Transcribe the records in full, keeping every character as it is.

• MATERIAL SUPPLIED:
▼
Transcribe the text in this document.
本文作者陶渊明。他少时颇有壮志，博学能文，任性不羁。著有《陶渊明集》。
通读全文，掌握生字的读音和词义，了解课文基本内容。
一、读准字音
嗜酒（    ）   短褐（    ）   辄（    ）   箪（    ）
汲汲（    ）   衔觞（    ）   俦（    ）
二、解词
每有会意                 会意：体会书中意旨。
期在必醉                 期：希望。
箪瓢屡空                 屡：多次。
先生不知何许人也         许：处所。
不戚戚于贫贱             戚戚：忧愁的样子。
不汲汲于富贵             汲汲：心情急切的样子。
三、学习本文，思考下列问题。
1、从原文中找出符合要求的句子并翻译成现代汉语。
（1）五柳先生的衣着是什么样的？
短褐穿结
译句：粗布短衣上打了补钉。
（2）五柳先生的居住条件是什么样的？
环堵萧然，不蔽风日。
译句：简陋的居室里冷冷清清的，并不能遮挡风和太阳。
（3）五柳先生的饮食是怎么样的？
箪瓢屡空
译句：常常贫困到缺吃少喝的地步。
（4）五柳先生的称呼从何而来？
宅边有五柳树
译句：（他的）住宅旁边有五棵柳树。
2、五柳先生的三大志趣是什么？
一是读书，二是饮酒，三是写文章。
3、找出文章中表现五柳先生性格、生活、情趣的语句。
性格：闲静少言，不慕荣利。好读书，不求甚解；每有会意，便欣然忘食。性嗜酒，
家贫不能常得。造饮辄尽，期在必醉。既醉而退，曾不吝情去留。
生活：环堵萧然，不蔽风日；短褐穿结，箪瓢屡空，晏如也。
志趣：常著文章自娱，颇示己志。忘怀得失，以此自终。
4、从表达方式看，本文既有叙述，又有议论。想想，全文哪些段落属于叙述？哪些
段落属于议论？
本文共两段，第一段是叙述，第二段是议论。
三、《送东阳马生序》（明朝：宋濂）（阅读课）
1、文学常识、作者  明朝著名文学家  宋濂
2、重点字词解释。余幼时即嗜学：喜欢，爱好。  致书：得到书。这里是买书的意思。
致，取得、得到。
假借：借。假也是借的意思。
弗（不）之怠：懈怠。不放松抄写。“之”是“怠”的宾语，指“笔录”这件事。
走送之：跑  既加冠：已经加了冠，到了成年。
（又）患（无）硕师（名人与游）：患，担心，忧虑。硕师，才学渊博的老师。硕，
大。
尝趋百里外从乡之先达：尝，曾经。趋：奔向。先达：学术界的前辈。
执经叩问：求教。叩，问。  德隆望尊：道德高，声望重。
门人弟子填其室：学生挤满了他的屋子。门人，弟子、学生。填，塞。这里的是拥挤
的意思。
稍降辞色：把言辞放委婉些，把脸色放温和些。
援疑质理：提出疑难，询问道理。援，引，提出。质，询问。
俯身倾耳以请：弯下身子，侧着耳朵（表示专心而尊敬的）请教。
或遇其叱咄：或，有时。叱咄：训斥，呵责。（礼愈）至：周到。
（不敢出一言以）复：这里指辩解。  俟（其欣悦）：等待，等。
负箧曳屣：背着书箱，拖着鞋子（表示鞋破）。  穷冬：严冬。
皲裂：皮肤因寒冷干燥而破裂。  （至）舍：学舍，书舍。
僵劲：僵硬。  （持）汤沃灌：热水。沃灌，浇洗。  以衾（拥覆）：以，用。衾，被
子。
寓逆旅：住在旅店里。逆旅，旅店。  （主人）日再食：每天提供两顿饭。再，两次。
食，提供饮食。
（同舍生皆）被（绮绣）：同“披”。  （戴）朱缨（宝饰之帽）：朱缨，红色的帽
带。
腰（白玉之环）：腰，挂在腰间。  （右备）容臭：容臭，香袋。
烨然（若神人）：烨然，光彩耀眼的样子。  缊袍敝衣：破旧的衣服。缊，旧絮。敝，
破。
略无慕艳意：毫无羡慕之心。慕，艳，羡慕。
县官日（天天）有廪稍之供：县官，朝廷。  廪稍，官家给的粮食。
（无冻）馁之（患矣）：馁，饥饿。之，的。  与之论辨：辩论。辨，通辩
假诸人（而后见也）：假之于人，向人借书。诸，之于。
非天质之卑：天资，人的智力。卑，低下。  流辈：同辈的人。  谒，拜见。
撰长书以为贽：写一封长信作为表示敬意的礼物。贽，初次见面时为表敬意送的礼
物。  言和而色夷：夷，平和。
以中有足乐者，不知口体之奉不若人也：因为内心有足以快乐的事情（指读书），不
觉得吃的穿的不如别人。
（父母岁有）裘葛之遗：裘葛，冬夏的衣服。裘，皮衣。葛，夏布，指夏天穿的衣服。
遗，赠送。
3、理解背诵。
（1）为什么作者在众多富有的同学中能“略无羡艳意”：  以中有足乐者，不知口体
▲
• COMPLETED TASK:
Transcribe the text in this document.
本文作者陶渊明。他少时颇有壮志，博学能文，任性不羁。著有《陶渊明集》。
通读全文，掌握生字的读音和词义，了解课文基本内容。
一、读准字音
嗜酒（    ）   短褐（    ）   辄（    ）   箪（    ）
汲汲（    ）   衔觞（    ）   俦（    ）
二、解词
每有会意                 会意：体会书中意旨。
期在必醉                 期：希望。
箪瓢屡空                 屡：多次。
先生不知何许人也         许：处所。
不戚戚于贫贱             戚戚：忧愁的样子。
不汲汲于富贵             汲汲：心情急切的样子。
三、学习本文，思考下列问题。
1、从原文中找出符合要求的句子并翻译成现代汉语。
（1）五柳先生的衣着是什么样的？
短褐穿结
译句：粗布短衣上打了补钉。
（2）五柳先生的居住条件是什么样的？
环堵萧然，不蔽风日。
译句：简陋的居室里冷冷清清的，并不能遮挡风和太阳。
（3）五柳先生的饮食是怎么样的？
箪瓢屡空
译句：常常贫困到缺吃少喝的地步。
（4）五柳先生的称呼从何而来？
宅边有五柳树
译句：（他的）住宅旁边有五棵柳树。
2、五柳先生的三大志趣是什么？
一是读书，二是饮酒，三是写文章。
3、找出文章中表现五柳先生性格、生活、情趣的语句。
性格：闲静少言，不慕荣利。好读书，不求甚解；每有会意，便欣然忘食。性嗜酒，
家贫不能常得。造饮辄尽，期在必醉。既醉而退，曾不吝情去留。
生活：环堵萧然，不蔽风日；短褐穿结，箪瓢屡空，晏如也。
志趣：常著文章自娱，颇示己志。忘怀得失，以此自终。
4、从表达方式看，本文既有叙述，又有议论。想想，全文哪些段落属于叙述？哪些
段落属于议论？
本文共两段，第一段是叙述，第二段是议论。
三、《送东阳马生序》（明朝：宋濂）（阅读课）
1、文学常识、作者  明朝著名文学家  宋濂
2、重点字词解释。余幼时即嗜学：喜欢，爱好。  致书：得到书。这里是买书的意思。
致，取得、得到。
假借：借。假也是借的意思。
弗（不）之怠：懈怠。不放松抄写。“之”是“怠”的宾语，指“笔录”这件事。
走送之：跑  既加冠：已经加了冠，到了成年。
（又）患（无）硕师（名人与游）：患，担心，忧虑。硕师，才学渊博的老师。硕，
大。
尝趋百里外从乡之先达：尝，曾经。趋：奔向。先达：学术界的前辈。
执经叩问：求教。叩，问。  德隆望尊：道德高，声望重。
门人弟子填其室：学生挤满了他的屋子。门人，弟子、学生。填，塞。这里的是拥挤
的意思。
稍降辞色：把言辞放委婉些，把脸色放温和些。
援疑质理：提出疑难，询问道理。援，引，提出。质，询问。
俯身倾耳以请：弯下身子，侧着耳朵（表示专心而尊敬的）请教。
或遇其叱咄：或，有时。叱咄：训斥，呵责。（礼愈）至：周到。
（不敢出一言以）复：这里指辩解。  俟（其欣悦）：等待，等。
负箧曳屣：背着书箱，拖着鞋子（表示鞋破）。  穷冬：严冬。
皲裂：皮肤因寒冷干燥而破裂。  （至）舍：学舍，书舍。
僵劲：僵硬。  （持）汤沃灌：热水。沃灌，浇洗。  以衾（拥覆）：以，用。衾，被
子。
寓逆旅：住在旅店里。逆旅，旅店。  （主人）日再食：每天提供两顿饭。再，两次。
食，提供饮食。
（同舍生皆）被（绮绣）：同“披”。  （戴）朱缨（宝饰之帽）：朱缨，红色的帽
带。
腰（白玉之环）：腰，挂在腰间。  （右备）容臭：容臭，香袋。
烨然（若神人）：烨然，光彩耀眼的样子。  缊袍敝衣：破旧的衣服。缊，旧絮。敝，
破。
略无慕艳意：毫无羡慕之心。慕，艳，羡慕。
县官日（天天）有廪稍之供：县官，朝廷。  廪稍，官家给的粮食。
（无冻）馁之（患矣）：馁，饥饿。之，的。  与之论辨：辩论。辨，通辩
假诸人（而后见也）：假之于人，向人借书。诸，之于。
非天质之卑：天资，人的智力。卑，低下。  流辈：同辈的人。  谒，拜见。
撰长书以为贽：写一封长信作为表示敬意的礼物。贽，初次见面时为表敬意送的礼
物。  言和而色夷：夷，平和。
以中有足乐者，不知口体之奉不若人也：因为内心有足以快乐的事情（指读书），不
觉得吃的穿的不如别人。
（父母岁有）裘葛之遗：裘葛，冬夏的衣服。裘，皮衣。葛，夏布，指夏天穿的衣服。
遗，赠送。
3、理解背诵。
（1）为什么作者在众多富有的同学中能“略无羡艳意”：  以中有足乐者，不知口体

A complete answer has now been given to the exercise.